==== Entries shown

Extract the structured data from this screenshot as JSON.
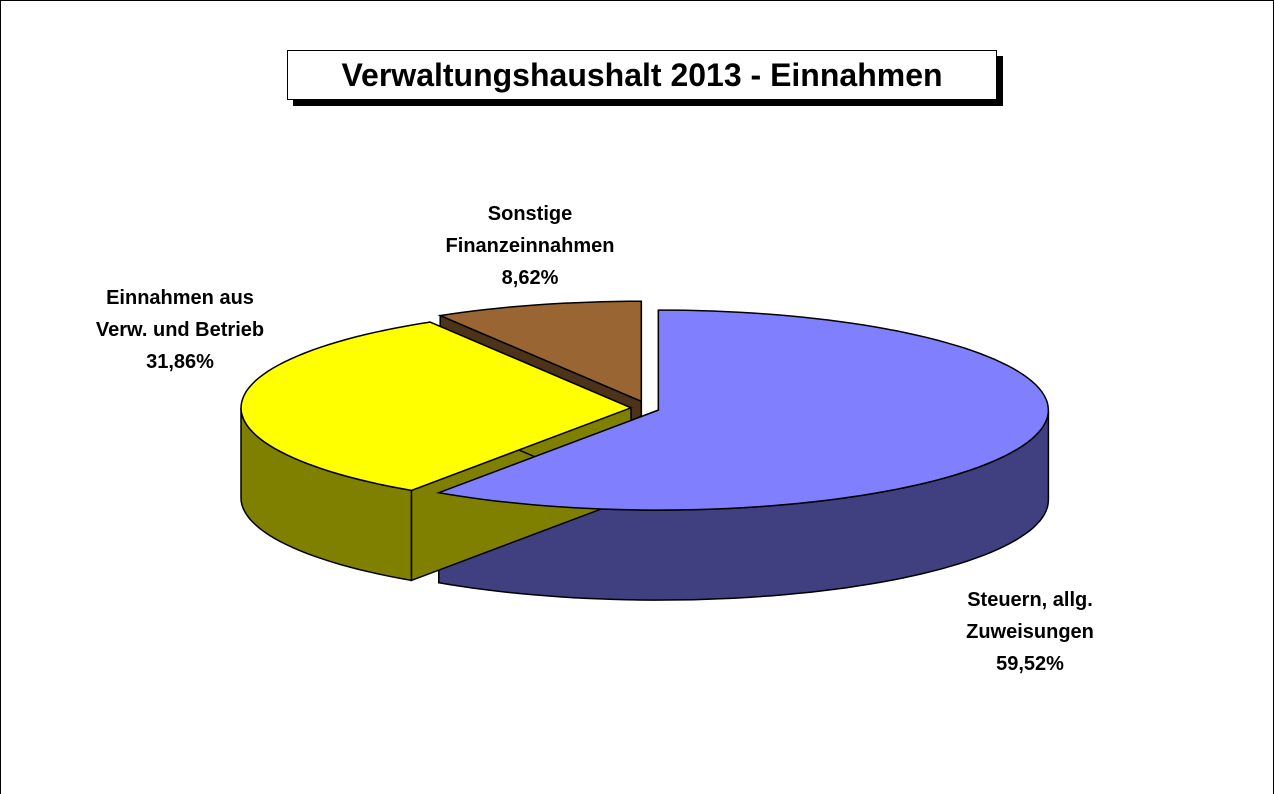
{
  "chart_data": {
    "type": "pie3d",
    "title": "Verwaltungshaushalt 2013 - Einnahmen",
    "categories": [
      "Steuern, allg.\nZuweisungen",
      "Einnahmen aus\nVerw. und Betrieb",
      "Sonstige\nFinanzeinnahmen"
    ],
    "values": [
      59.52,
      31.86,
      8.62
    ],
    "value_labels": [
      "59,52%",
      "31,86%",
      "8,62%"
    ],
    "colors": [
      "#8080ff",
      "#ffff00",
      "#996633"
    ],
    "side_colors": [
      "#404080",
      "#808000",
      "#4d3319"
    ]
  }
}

========
==== Entries shown

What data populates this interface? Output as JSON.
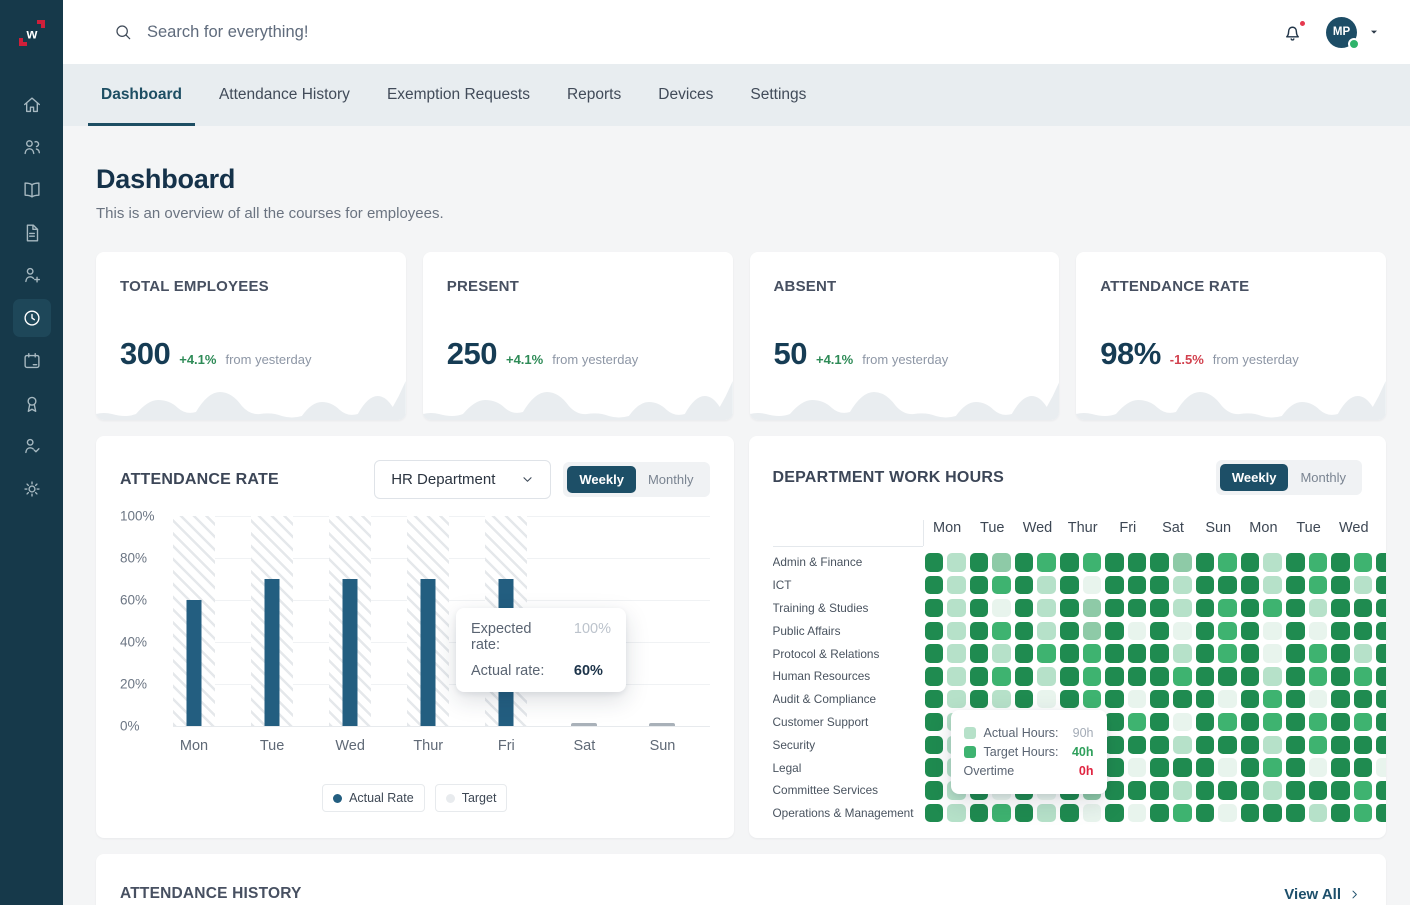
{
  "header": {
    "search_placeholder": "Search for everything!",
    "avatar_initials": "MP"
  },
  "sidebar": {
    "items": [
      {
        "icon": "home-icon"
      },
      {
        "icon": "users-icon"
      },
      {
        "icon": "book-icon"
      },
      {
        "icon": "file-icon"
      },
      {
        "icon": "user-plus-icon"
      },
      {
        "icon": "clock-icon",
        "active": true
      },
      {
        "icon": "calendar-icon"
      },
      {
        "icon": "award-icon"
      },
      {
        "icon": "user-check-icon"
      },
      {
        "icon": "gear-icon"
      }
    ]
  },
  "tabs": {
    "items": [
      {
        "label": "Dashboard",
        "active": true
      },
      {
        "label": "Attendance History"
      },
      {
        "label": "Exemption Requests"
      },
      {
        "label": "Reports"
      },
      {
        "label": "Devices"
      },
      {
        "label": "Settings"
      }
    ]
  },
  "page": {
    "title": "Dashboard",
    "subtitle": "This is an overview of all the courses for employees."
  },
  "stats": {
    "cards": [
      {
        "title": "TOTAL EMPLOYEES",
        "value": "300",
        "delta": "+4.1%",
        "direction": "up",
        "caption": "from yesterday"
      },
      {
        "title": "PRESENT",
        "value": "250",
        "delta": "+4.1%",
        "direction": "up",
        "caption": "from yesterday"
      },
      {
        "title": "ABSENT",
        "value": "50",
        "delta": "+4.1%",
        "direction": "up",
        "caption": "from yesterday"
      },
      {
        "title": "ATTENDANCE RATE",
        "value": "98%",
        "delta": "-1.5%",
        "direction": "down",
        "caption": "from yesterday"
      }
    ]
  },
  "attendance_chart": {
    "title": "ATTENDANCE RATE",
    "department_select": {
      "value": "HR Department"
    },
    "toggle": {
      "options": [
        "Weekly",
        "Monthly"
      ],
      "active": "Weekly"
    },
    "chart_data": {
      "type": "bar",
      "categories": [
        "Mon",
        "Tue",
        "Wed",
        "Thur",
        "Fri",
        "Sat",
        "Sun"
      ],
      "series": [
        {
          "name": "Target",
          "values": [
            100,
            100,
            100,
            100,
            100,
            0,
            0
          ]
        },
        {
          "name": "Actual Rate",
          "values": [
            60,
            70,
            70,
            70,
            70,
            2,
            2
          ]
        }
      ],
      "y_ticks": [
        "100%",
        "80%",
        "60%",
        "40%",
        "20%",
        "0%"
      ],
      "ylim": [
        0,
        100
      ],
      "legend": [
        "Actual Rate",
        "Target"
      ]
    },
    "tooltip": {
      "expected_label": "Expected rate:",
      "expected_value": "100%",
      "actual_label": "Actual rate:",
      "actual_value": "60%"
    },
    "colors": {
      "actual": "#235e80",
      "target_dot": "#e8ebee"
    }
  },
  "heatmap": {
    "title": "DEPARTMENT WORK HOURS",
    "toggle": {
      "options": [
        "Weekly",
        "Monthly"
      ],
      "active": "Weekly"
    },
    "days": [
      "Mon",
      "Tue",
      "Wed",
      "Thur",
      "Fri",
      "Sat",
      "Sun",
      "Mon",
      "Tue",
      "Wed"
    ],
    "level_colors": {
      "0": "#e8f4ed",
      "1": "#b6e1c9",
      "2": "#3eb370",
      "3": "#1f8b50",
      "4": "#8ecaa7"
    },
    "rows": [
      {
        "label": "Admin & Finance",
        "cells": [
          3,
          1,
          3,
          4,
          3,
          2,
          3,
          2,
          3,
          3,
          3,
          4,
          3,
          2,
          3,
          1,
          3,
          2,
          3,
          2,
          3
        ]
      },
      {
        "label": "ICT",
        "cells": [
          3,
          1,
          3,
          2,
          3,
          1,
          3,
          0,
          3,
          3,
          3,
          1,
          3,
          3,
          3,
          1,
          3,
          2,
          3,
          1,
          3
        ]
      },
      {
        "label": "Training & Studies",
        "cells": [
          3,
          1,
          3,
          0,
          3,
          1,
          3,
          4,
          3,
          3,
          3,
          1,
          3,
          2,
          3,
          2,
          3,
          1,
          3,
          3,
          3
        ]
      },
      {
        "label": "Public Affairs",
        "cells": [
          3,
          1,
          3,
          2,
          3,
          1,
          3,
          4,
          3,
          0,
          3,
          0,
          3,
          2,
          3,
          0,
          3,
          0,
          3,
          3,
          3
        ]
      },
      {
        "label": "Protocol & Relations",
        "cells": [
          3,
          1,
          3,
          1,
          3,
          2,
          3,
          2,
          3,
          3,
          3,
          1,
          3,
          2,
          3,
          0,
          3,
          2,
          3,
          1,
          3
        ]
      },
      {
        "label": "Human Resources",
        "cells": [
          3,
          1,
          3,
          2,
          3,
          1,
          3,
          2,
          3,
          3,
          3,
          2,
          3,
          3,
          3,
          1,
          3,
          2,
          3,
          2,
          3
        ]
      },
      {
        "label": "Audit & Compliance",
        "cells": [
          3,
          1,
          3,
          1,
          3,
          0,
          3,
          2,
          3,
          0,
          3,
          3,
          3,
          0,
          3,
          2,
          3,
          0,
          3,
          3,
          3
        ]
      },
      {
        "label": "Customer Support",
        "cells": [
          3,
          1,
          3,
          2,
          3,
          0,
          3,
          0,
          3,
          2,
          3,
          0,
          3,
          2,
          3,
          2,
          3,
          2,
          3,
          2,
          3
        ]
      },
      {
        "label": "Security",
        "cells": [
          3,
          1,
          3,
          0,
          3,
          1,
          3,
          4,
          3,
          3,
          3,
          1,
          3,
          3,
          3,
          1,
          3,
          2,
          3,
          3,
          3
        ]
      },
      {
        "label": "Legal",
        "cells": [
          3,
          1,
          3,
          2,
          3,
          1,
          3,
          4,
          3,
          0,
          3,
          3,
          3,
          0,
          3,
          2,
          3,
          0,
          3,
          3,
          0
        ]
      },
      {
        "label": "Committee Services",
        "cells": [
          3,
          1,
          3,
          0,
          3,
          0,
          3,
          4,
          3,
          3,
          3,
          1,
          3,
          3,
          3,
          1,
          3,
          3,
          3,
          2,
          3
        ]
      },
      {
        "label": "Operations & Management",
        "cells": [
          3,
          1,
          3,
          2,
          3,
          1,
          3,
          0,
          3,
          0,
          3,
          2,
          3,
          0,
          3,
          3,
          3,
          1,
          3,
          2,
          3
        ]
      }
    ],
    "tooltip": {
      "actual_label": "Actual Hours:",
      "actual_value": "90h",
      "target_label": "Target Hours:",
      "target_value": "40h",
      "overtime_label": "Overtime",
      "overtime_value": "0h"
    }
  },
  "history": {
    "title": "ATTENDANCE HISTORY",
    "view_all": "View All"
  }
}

========

# Exercise instructions
Copy each line of the records containing the string "icon".

# Result for this task
        "icon": "home-icon"
        "icon": "users-icon"
        "icon": "book-icon"
        "icon": "file-icon"
        "icon": "user-plus-icon"
        "icon": "clock-icon",
        "icon": "calendar-icon"
        "icon": "award-icon"
        "icon": "user-check-icon"
        "icon": "gear-icon"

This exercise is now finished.